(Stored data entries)

——

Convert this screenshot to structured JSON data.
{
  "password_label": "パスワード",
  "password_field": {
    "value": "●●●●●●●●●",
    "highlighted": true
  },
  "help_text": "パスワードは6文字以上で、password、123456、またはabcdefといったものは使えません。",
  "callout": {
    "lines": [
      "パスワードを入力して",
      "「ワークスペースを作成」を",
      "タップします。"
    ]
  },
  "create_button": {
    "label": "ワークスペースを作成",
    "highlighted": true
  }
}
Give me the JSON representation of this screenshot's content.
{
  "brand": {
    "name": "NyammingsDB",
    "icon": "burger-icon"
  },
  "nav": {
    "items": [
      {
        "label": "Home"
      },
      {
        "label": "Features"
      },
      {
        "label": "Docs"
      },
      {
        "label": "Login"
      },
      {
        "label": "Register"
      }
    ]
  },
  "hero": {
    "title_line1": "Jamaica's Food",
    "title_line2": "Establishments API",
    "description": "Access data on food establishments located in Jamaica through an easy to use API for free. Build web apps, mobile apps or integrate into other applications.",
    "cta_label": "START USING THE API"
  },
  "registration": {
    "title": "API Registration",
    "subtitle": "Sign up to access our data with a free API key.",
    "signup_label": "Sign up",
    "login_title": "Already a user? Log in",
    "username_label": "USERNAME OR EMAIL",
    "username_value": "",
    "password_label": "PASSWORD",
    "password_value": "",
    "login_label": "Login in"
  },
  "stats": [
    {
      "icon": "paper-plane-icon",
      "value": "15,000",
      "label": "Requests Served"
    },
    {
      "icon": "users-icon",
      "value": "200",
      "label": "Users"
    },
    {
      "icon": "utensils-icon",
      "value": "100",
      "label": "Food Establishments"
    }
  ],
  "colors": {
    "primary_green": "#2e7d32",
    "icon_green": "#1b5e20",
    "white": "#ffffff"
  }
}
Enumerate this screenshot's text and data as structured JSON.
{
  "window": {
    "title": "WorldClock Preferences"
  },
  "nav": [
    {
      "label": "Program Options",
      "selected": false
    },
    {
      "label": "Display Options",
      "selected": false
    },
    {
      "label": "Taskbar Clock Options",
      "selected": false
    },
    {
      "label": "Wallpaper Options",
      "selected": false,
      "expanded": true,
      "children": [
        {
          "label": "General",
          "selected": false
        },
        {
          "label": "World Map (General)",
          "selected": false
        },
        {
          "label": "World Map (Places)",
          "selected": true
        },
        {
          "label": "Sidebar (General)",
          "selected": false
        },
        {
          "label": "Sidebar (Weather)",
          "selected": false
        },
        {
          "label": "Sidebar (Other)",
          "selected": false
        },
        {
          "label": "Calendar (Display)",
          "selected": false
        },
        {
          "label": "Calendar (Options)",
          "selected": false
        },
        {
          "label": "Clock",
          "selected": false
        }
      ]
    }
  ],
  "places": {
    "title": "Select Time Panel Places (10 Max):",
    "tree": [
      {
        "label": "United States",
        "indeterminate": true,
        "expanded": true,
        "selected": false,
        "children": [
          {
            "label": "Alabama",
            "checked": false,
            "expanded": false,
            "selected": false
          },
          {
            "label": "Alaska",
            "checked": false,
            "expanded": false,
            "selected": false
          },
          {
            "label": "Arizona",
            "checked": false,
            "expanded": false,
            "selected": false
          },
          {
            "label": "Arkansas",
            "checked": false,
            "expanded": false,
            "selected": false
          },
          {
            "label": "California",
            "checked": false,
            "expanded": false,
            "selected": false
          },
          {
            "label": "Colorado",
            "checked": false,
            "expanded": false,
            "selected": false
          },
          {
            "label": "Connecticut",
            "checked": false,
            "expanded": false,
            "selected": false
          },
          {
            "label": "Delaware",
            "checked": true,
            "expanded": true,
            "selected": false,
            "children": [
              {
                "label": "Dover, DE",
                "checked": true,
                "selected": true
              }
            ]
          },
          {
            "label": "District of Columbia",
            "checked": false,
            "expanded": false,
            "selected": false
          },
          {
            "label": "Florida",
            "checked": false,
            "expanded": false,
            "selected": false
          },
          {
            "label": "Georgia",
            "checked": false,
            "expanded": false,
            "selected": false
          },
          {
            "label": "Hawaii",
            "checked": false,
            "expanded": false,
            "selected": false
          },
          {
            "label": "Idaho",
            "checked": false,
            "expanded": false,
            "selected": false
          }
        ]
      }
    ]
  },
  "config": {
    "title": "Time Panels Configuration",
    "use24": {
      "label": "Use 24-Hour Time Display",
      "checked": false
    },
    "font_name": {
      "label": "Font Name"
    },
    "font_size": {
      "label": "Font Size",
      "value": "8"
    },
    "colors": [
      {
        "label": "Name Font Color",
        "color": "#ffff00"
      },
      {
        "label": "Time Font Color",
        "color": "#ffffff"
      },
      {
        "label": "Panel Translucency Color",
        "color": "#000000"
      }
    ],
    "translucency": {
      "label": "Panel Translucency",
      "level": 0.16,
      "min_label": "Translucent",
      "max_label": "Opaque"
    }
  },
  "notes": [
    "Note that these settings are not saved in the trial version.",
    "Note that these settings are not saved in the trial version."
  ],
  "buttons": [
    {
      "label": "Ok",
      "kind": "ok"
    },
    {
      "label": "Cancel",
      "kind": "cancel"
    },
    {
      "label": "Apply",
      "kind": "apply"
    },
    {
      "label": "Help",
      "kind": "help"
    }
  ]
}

——

Look through the entries above; copy every line holding the string "General".

OUTPUT FOR THIS TASK –
          "label": "General",
          "label": "World Map (General)",
          "label": "Sidebar (General)",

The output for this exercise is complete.